Stated goal: Repeat the following lines word for word, from the start of the entries through the line containing "Text: Convolution: Convolution xyxy=(200,183,299,201)".

Records from a data collection

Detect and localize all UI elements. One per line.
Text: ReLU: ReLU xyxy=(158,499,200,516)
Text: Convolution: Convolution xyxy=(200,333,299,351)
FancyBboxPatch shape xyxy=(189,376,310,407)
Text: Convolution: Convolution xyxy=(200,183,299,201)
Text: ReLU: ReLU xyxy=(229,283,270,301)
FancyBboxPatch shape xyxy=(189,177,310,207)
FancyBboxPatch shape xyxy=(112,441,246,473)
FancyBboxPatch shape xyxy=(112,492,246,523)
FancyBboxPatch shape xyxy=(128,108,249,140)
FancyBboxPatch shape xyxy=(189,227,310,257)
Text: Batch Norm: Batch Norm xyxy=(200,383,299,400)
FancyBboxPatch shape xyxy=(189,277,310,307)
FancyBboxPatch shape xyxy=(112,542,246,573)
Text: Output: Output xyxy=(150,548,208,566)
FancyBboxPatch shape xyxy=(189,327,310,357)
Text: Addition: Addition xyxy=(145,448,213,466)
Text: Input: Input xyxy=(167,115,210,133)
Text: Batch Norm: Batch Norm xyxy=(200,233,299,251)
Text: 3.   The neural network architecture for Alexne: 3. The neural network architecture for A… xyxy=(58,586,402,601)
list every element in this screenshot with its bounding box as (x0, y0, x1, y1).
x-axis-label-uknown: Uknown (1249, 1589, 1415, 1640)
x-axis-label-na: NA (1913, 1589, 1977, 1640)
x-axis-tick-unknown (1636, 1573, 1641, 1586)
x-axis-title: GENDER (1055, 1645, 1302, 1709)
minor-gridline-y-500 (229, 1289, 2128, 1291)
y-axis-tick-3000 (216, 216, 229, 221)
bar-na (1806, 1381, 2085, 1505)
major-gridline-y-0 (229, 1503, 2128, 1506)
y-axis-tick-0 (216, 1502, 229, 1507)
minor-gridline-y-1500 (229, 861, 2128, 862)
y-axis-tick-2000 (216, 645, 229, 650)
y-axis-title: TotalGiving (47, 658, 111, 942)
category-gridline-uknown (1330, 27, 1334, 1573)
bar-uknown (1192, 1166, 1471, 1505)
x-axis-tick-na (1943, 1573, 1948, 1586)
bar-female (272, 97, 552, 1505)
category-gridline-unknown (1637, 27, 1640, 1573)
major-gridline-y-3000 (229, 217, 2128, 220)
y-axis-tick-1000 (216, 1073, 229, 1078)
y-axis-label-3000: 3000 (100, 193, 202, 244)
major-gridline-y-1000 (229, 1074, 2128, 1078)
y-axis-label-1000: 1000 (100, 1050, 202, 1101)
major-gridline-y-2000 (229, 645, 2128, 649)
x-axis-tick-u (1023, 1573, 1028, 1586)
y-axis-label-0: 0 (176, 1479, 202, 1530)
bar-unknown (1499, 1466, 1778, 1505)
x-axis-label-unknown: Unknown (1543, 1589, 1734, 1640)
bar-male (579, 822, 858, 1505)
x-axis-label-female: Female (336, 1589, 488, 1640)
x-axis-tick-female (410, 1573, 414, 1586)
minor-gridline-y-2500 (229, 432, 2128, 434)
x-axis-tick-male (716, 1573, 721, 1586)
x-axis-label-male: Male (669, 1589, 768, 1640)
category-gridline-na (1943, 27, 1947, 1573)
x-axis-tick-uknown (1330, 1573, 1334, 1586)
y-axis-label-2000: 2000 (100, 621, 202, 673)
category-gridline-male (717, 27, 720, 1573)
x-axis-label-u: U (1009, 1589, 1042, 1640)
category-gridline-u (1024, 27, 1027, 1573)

Written answer:
Detect and localize all UI elements. One per line.
Text: ReLU: ReLU xyxy=(158,499,200,516)
Text: Convolution: Convolution xyxy=(200,333,299,351)
FancyBboxPatch shape xyxy=(189,376,310,407)
Text: Convolution: Convolution xyxy=(200,183,299,201)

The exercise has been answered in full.